◆ **EXERCISE GOAL**:
Note how many lines include the word "value", and give that number by itself.
----- EXERCISE INPUTS -----
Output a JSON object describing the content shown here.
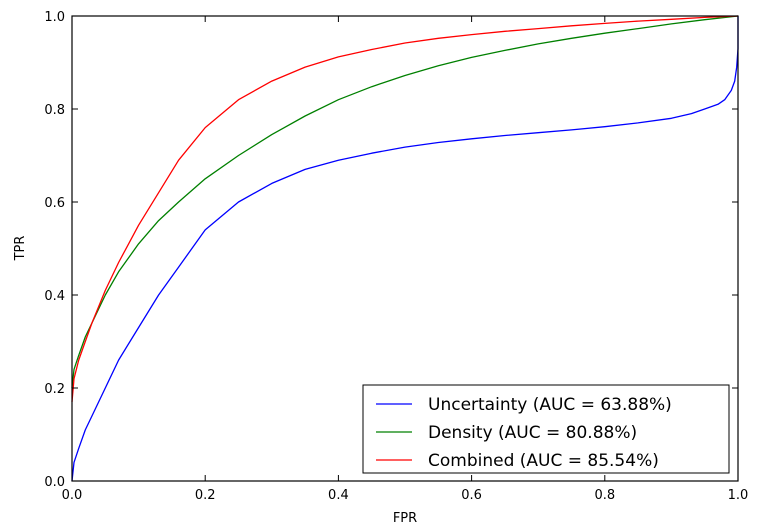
{
  "chart_data": {
    "type": "line",
    "title": "",
    "xlabel": "FPR",
    "ylabel": "TPR",
    "xlim": [
      0.0,
      1.0
    ],
    "ylim": [
      0.0,
      1.0
    ],
    "xticks": [
      "0.0",
      "0.2",
      "0.4",
      "0.6",
      "0.8",
      "1.0"
    ],
    "yticks": [
      "0.0",
      "0.2",
      "0.4",
      "0.6",
      "0.8",
      "1.0"
    ],
    "grid": false,
    "legend_position": "lower-right",
    "series": [
      {
        "name": "Uncertainty (AUC = 63.88%)",
        "color": "#0000ff",
        "x": [
          0.0,
          0.003,
          0.01,
          0.02,
          0.03,
          0.05,
          0.07,
          0.1,
          0.13,
          0.16,
          0.2,
          0.25,
          0.3,
          0.35,
          0.4,
          0.45,
          0.5,
          0.55,
          0.6,
          0.65,
          0.7,
          0.75,
          0.8,
          0.85,
          0.9,
          0.93,
          0.95,
          0.97,
          0.98,
          0.99,
          0.995,
          0.998,
          1.0,
          1.0
        ],
        "y": [
          0.0,
          0.04,
          0.07,
          0.11,
          0.14,
          0.2,
          0.26,
          0.33,
          0.4,
          0.46,
          0.54,
          0.6,
          0.64,
          0.67,
          0.69,
          0.705,
          0.718,
          0.728,
          0.736,
          0.743,
          0.749,
          0.755,
          0.762,
          0.77,
          0.78,
          0.79,
          0.8,
          0.81,
          0.82,
          0.84,
          0.86,
          0.89,
          0.93,
          1.0
        ]
      },
      {
        "name": "Density (AUC = 80.88%)",
        "color": "#008000",
        "x": [
          0.0,
          0.003,
          0.01,
          0.02,
          0.03,
          0.05,
          0.07,
          0.1,
          0.13,
          0.16,
          0.2,
          0.25,
          0.3,
          0.35,
          0.4,
          0.45,
          0.5,
          0.55,
          0.6,
          0.65,
          0.7,
          0.75,
          0.8,
          0.85,
          0.9,
          0.95,
          1.0
        ],
        "y": [
          0.2,
          0.24,
          0.27,
          0.31,
          0.34,
          0.4,
          0.45,
          0.51,
          0.56,
          0.6,
          0.65,
          0.7,
          0.745,
          0.785,
          0.82,
          0.848,
          0.872,
          0.893,
          0.911,
          0.926,
          0.94,
          0.952,
          0.963,
          0.973,
          0.983,
          0.992,
          1.0
        ]
      },
      {
        "name": "Combined (AUC = 85.54%)",
        "color": "#ff0000",
        "x": [
          0.0,
          0.003,
          0.01,
          0.02,
          0.03,
          0.05,
          0.07,
          0.1,
          0.13,
          0.16,
          0.2,
          0.25,
          0.3,
          0.35,
          0.4,
          0.45,
          0.5,
          0.55,
          0.6,
          0.65,
          0.7,
          0.75,
          0.8,
          0.85,
          0.9,
          0.95,
          1.0
        ],
        "y": [
          0.17,
          0.22,
          0.26,
          0.3,
          0.34,
          0.41,
          0.47,
          0.55,
          0.62,
          0.69,
          0.76,
          0.82,
          0.86,
          0.89,
          0.912,
          0.928,
          0.942,
          0.952,
          0.96,
          0.967,
          0.973,
          0.979,
          0.984,
          0.989,
          0.993,
          0.997,
          1.0
        ]
      }
    ]
  }
}
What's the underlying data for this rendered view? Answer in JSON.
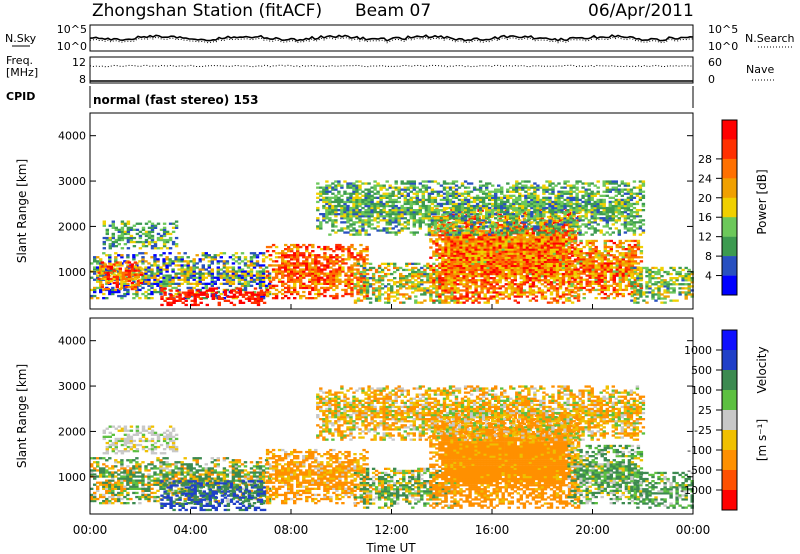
{
  "header": {
    "title": "Zhongshan Station (fitACF)",
    "beam": "Beam 07",
    "date": "06/Apr/2011"
  },
  "top_panels": {
    "nsky_label": "N.Sky",
    "nsearch_label": "N.Search",
    "noise_ticks_left": [
      "10^5",
      "10^0"
    ],
    "noise_ticks_right": [
      "10^5",
      "10^0"
    ],
    "freq_label_1": "Freq.",
    "freq_label_2": "[MHz]",
    "freq_ticks": [
      "12",
      "8"
    ],
    "nave_label": "Nave",
    "nave_ticks": [
      "60",
      "0"
    ],
    "cpid_label": "CPID",
    "cpid_text": "normal (fast stereo) 153"
  },
  "colors": {
    "power": [
      "#0000ff",
      "#2850c0",
      "#3c9a50",
      "#6cc85a",
      "#f0d000",
      "#f0a000",
      "#ff7000",
      "#ff3000",
      "#ff0000"
    ],
    "velocity": [
      "#1010ff",
      "#2040c8",
      "#3c8a50",
      "#5cc040",
      "#c8c8c8",
      "#f0c000",
      "#ff9000",
      "#ff5000",
      "#ff0000"
    ]
  },
  "chart_data": [
    {
      "type": "heatmap",
      "name": "power",
      "ylabel": "Slant Range [km]",
      "yticks": [
        "1000",
        "2000",
        "3000",
        "4000"
      ],
      "ylim": [
        180,
        4500
      ],
      "xlim": [
        0,
        24
      ],
      "xticks": [
        "00:00",
        "04:00",
        "08:00",
        "12:00",
        "16:00",
        "20:00",
        "00:00"
      ],
      "colorbar_label": "Power [dB]",
      "colorbar_ticks": [
        "4",
        "8",
        "12",
        "16",
        "20",
        "24",
        "28"
      ],
      "colorbar_range": [
        0,
        30
      ],
      "regions": [
        {
          "t0": 0.0,
          "t1": 7.2,
          "r0": 400,
          "r1": 1400,
          "mean": 10,
          "var": 10
        },
        {
          "t0": 2.8,
          "t1": 7.0,
          "r0": 250,
          "r1": 650,
          "mean": 27,
          "var": 3
        },
        {
          "t0": 0.3,
          "t1": 2.0,
          "r0": 600,
          "r1": 1200,
          "mean": 22,
          "var": 7
        },
        {
          "t0": 0.5,
          "t1": 3.5,
          "r0": 1500,
          "r1": 2100,
          "mean": 10,
          "var": 5
        },
        {
          "t0": 7.0,
          "t1": 11.0,
          "r0": 400,
          "r1": 1600,
          "mean": 22,
          "var": 7
        },
        {
          "t0": 10.5,
          "t1": 14.5,
          "r0": 300,
          "r1": 1200,
          "mean": 14,
          "var": 8
        },
        {
          "t0": 13.5,
          "t1": 19.5,
          "r0": 300,
          "r1": 2400,
          "mean": 21,
          "var": 8
        },
        {
          "t0": 19.0,
          "t1": 22.0,
          "r0": 400,
          "r1": 1700,
          "mean": 20,
          "var": 8
        },
        {
          "t0": 21.5,
          "t1": 24.0,
          "r0": 300,
          "r1": 1100,
          "mean": 12,
          "var": 6
        },
        {
          "t0": 9.0,
          "t1": 22.0,
          "r0": 1800,
          "r1": 3000,
          "mean": 10,
          "var": 5
        }
      ]
    },
    {
      "type": "heatmap",
      "name": "velocity",
      "ylabel": "Slant Range [km]",
      "yticks": [
        "1000",
        "2000",
        "3000",
        "4000"
      ],
      "ylim": [
        180,
        4500
      ],
      "xlim": [
        0,
        24
      ],
      "xticks": [
        "00:00",
        "04:00",
        "08:00",
        "12:00",
        "16:00",
        "20:00",
        "00:00"
      ],
      "xlabel": "Time UT",
      "colorbar_label": "Velocity",
      "colorbar_unit": "[m s⁻¹]",
      "colorbar_ticks": [
        "1000",
        "500",
        "100",
        "25",
        "-25",
        "-100",
        "-500",
        "-1000"
      ],
      "colorbar_range": [
        -1200,
        1200
      ],
      "regions": [
        {
          "t0": 0.0,
          "t1": 7.2,
          "r0": 400,
          "r1": 1400,
          "mean": 50,
          "var": 250
        },
        {
          "t0": 2.8,
          "t1": 7.0,
          "r0": 250,
          "r1": 900,
          "mean": 600,
          "var": 400
        },
        {
          "t0": 0.5,
          "t1": 3.5,
          "r0": 1500,
          "r1": 2100,
          "mean": 0,
          "var": 40
        },
        {
          "t0": 7.0,
          "t1": 11.0,
          "r0": 400,
          "r1": 1600,
          "mean": -150,
          "var": 150
        },
        {
          "t0": 10.5,
          "t1": 14.5,
          "r0": 300,
          "r1": 1200,
          "mean": 50,
          "var": 200
        },
        {
          "t0": 13.5,
          "t1": 19.5,
          "r0": 300,
          "r1": 2400,
          "mean": -250,
          "var": 200
        },
        {
          "t0": 19.0,
          "t1": 22.0,
          "r0": 400,
          "r1": 1700,
          "mean": 80,
          "var": 150
        },
        {
          "t0": 21.5,
          "t1": 24.0,
          "r0": 300,
          "r1": 1100,
          "mean": 150,
          "var": 200
        },
        {
          "t0": 9.0,
          "t1": 22.0,
          "r0": 1800,
          "r1": 3000,
          "mean": -80,
          "var": 150
        }
      ]
    }
  ]
}
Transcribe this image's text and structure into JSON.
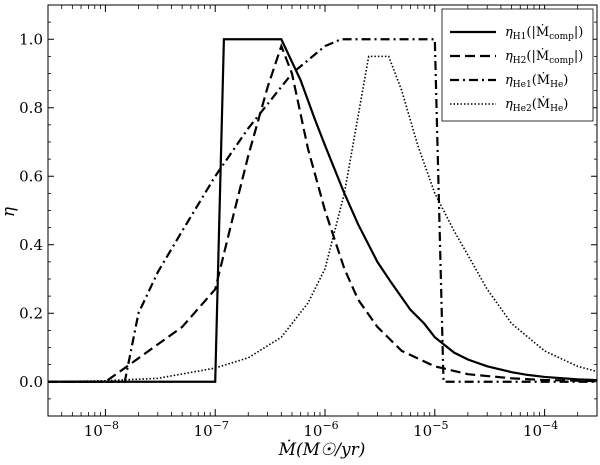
{
  "chart_data": {
    "type": "line",
    "title": "",
    "xlabel": "Ṁ(M☉/yr)",
    "ylabel": "η",
    "xscale": "log",
    "xlim": [
      3e-09,
      0.0003
    ],
    "ylim": [
      -0.1,
      1.1
    ],
    "grid": false,
    "legend_position": "top-right",
    "y_ticks": [
      {
        "value": 0.0,
        "label": "0.0"
      },
      {
        "value": 0.2,
        "label": "0.2"
      },
      {
        "value": 0.4,
        "label": "0.4"
      },
      {
        "value": 0.6,
        "label": "0.6"
      },
      {
        "value": 0.8,
        "label": "0.8"
      },
      {
        "value": 1.0,
        "label": "1.0"
      }
    ],
    "x_ticks": [
      {
        "value": 1e-08,
        "base": "10",
        "exp": "−8"
      },
      {
        "value": 1e-07,
        "base": "10",
        "exp": "−7"
      },
      {
        "value": 1e-06,
        "base": "10",
        "exp": "−6"
      },
      {
        "value": 1e-05,
        "base": "10",
        "exp": "−5"
      },
      {
        "value": 0.0001,
        "base": "10",
        "exp": "−4"
      }
    ],
    "series": [
      {
        "name": "η_H1(|Ṁ_comp|)",
        "legend": {
          "sym": "η",
          "sub": "H1",
          "arg": "(|Ṁ",
          "argsub": "comp",
          "close": "|)"
        },
        "style": "solid",
        "x": [
          3e-09,
          1e-07,
          1.2e-07,
          4e-07,
          6e-07,
          8e-07,
          1e-06,
          1.5e-06,
          2e-06,
          3e-06,
          4e-06,
          6e-06,
          8e-06,
          1e-05,
          1.5e-05,
          2e-05,
          3e-05,
          5e-05,
          7e-05,
          0.0001,
          0.0002,
          0.0003
        ],
        "y": [
          0.0,
          0.0,
          1.0,
          1.0,
          0.88,
          0.77,
          0.69,
          0.55,
          0.46,
          0.35,
          0.29,
          0.21,
          0.17,
          0.13,
          0.085,
          0.065,
          0.045,
          0.028,
          0.02,
          0.014,
          0.007,
          0.005
        ]
      },
      {
        "name": "η_H2(|Ṁ_comp|)",
        "legend": {
          "sym": "η",
          "sub": "H2",
          "arg": "(|Ṁ",
          "argsub": "comp",
          "close": "|)"
        },
        "style": "dashed",
        "x": [
          3e-09,
          1e-08,
          1.5e-08,
          5e-08,
          1e-07,
          1.5e-07,
          2e-07,
          3e-07,
          4e-07,
          5e-07,
          7e-07,
          1e-06,
          1.5e-06,
          2e-06,
          3e-06,
          5e-06,
          1e-05,
          2e-05,
          5e-05,
          0.0001,
          0.0003
        ],
        "y": [
          0.0,
          0.0,
          0.04,
          0.16,
          0.27,
          0.5,
          0.66,
          0.86,
          0.98,
          0.9,
          0.68,
          0.5,
          0.33,
          0.24,
          0.16,
          0.09,
          0.045,
          0.022,
          0.01,
          0.005,
          0.002
        ]
      },
      {
        "name": "η_He1(Ṁ_He)",
        "legend": {
          "sym": "η",
          "sub": "He1",
          "arg": "(Ṁ",
          "argsub": "He",
          "close": ")"
        },
        "style": "dashdot",
        "x": [
          3e-09,
          1.5e-08,
          2e-08,
          3e-08,
          5e-08,
          1e-07,
          2e-07,
          5e-07,
          1e-06,
          1.4e-06,
          1e-05,
          1.2e-05,
          0.0003
        ],
        "y": [
          0.0,
          0.0,
          0.2,
          0.32,
          0.44,
          0.6,
          0.74,
          0.9,
          0.98,
          1.0,
          1.0,
          0.0,
          0.0
        ]
      },
      {
        "name": "η_He2(Ṁ_He)",
        "legend": {
          "sym": "η",
          "sub": "He2",
          "arg": "(Ṁ",
          "argsub": "He",
          "close": ")"
        },
        "style": "dotted",
        "x": [
          3e-09,
          1e-08,
          3e-08,
          1e-07,
          2e-07,
          4e-07,
          7e-07,
          1e-06,
          1.5e-06,
          2.5e-06,
          3.8e-06,
          5e-06,
          7e-06,
          1e-05,
          1.5e-05,
          2e-05,
          3e-05,
          5e-05,
          0.0001,
          0.0002,
          0.0003
        ],
        "y": [
          0.0,
          0.003,
          0.01,
          0.04,
          0.07,
          0.13,
          0.23,
          0.33,
          0.55,
          0.95,
          0.95,
          0.85,
          0.69,
          0.55,
          0.44,
          0.37,
          0.27,
          0.17,
          0.09,
          0.045,
          0.03
        ]
      }
    ]
  }
}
-----
◆ **WORKED ANSWER**:
11